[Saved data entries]
'''
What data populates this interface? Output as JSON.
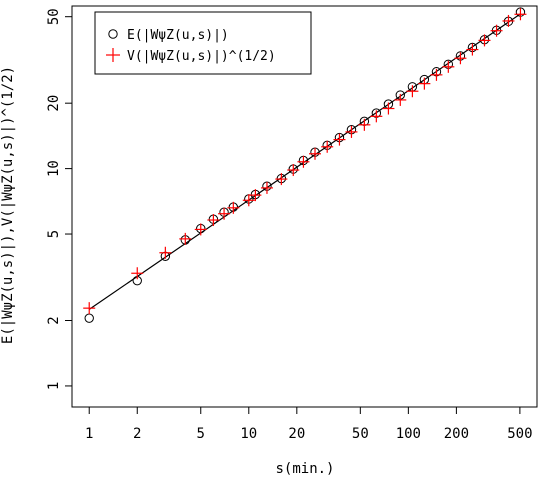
{
  "chart_data": {
    "type": "scatter",
    "x_scale": "log",
    "y_scale": "log",
    "xlabel": "s(min.)",
    "ylabel": "E(|WψZ(u,s)|),V(|WψZ(u,s)|)^(1/2)",
    "xlim": [
      0.78,
      640
    ],
    "ylim": [
      0.8,
      56
    ],
    "x_ticks": [
      1,
      2,
      5,
      10,
      20,
      50,
      100,
      200,
      500
    ],
    "y_ticks": [
      1,
      2,
      5,
      10,
      20,
      50
    ],
    "x_tick_labels": [
      "1",
      "2",
      "5",
      "10",
      "20",
      "50",
      "100",
      "200",
      "500"
    ],
    "y_tick_labels": [
      "1",
      "2",
      "5",
      "10",
      "20",
      "50"
    ],
    "grid": false,
    "legend_position": "top-left",
    "series": [
      {
        "name": "E(|WψZ(u,s)|)",
        "marker": "open-circle",
        "color": "#000000",
        "x": [
          1,
          2,
          3,
          4,
          5,
          6,
          7,
          8,
          10,
          11,
          13,
          16,
          19,
          22,
          26,
          31,
          37,
          44,
          53,
          63,
          75,
          89,
          106,
          126,
          150,
          178,
          212,
          252,
          300,
          357,
          424,
          504
        ],
        "y": [
          2.05,
          3.05,
          3.95,
          4.7,
          5.3,
          5.85,
          6.3,
          6.65,
          7.25,
          7.6,
          8.3,
          9.0,
          9.95,
          10.9,
          11.9,
          12.8,
          13.9,
          15.1,
          16.5,
          18.0,
          19.8,
          21.8,
          23.8,
          25.7,
          27.9,
          30.2,
          33.0,
          36.1,
          39.2,
          43.3,
          47.6,
          52.5
        ]
      },
      {
        "name": "V(|WψZ(u,s)|)^(1/2)",
        "marker": "plus",
        "color": "#ff0000",
        "x": [
          1,
          2,
          3,
          4,
          5,
          6,
          7,
          8,
          10,
          11,
          13,
          16,
          19,
          22,
          26,
          31,
          37,
          44,
          53,
          63,
          75,
          89,
          106,
          126,
          150,
          178,
          212,
          252,
          300,
          357,
          424,
          504
        ],
        "y": [
          2.28,
          3.3,
          4.1,
          4.75,
          5.25,
          5.8,
          6.2,
          6.6,
          7.15,
          7.55,
          8.15,
          8.95,
          9.85,
          10.75,
          11.7,
          12.6,
          13.6,
          14.75,
          15.9,
          17.4,
          18.9,
          20.7,
          22.7,
          24.6,
          27.0,
          29.4,
          32.2,
          35.3,
          38.9,
          43.1,
          47.8,
          51.3
        ]
      }
    ],
    "fit_line": {
      "x": [
        1,
        504
      ],
      "y": [
        2.25,
        51.5
      ],
      "color": "#000000"
    }
  }
}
'''
### THE EXERCISE
Print the records above exactly as they stand, but leave out the pictures.

### FINISHED TASK
What data populates this interface? Output as JSON.
{
  "chart_data": {
    "type": "scatter",
    "x_scale": "log",
    "y_scale": "log",
    "xlabel": "s(min.)",
    "ylabel": "E(|WψZ(u,s)|),V(|WψZ(u,s)|)^(1/2)",
    "xlim": [
      0.78,
      640
    ],
    "ylim": [
      0.8,
      56
    ],
    "x_ticks": [
      1,
      2,
      5,
      10,
      20,
      50,
      100,
      200,
      500
    ],
    "y_ticks": [
      1,
      2,
      5,
      10,
      20,
      50
    ],
    "x_tick_labels": [
      "1",
      "2",
      "5",
      "10",
      "20",
      "50",
      "100",
      "200",
      "500"
    ],
    "y_tick_labels": [
      "1",
      "2",
      "5",
      "10",
      "20",
      "50"
    ],
    "grid": false,
    "legend_position": "top-left",
    "series": [
      {
        "name": "E(|WψZ(u,s)|)",
        "marker": "open-circle",
        "color": "#000000",
        "x": [
          1,
          2,
          3,
          4,
          5,
          6,
          7,
          8,
          10,
          11,
          13,
          16,
          19,
          22,
          26,
          31,
          37,
          44,
          53,
          63,
          75,
          89,
          106,
          126,
          150,
          178,
          212,
          252,
          300,
          357,
          424,
          504
        ],
        "y": [
          2.05,
          3.05,
          3.95,
          4.7,
          5.3,
          5.85,
          6.3,
          6.65,
          7.25,
          7.6,
          8.3,
          9.0,
          9.95,
          10.9,
          11.9,
          12.8,
          13.9,
          15.1,
          16.5,
          18.0,
          19.8,
          21.8,
          23.8,
          25.7,
          27.9,
          30.2,
          33.0,
          36.1,
          39.2,
          43.3,
          47.6,
          52.5
        ]
      },
      {
        "name": "V(|WψZ(u,s)|)^(1/2)",
        "marker": "plus",
        "color": "#ff0000",
        "x": [
          1,
          2,
          3,
          4,
          5,
          6,
          7,
          8,
          10,
          11,
          13,
          16,
          19,
          22,
          26,
          31,
          37,
          44,
          53,
          63,
          75,
          89,
          106,
          126,
          150,
          178,
          212,
          252,
          300,
          357,
          424,
          504
        ],
        "y": [
          2.28,
          3.3,
          4.1,
          4.75,
          5.25,
          5.8,
          6.2,
          6.6,
          7.15,
          7.55,
          8.15,
          8.95,
          9.85,
          10.75,
          11.7,
          12.6,
          13.6,
          14.75,
          15.9,
          17.4,
          18.9,
          20.7,
          22.7,
          24.6,
          27.0,
          29.4,
          32.2,
          35.3,
          38.9,
          43.1,
          47.8,
          51.3
        ]
      }
    ],
    "fit_line": {
      "x": [
        1,
        504
      ],
      "y": [
        2.25,
        51.5
      ],
      "color": "#000000"
    }
  }
}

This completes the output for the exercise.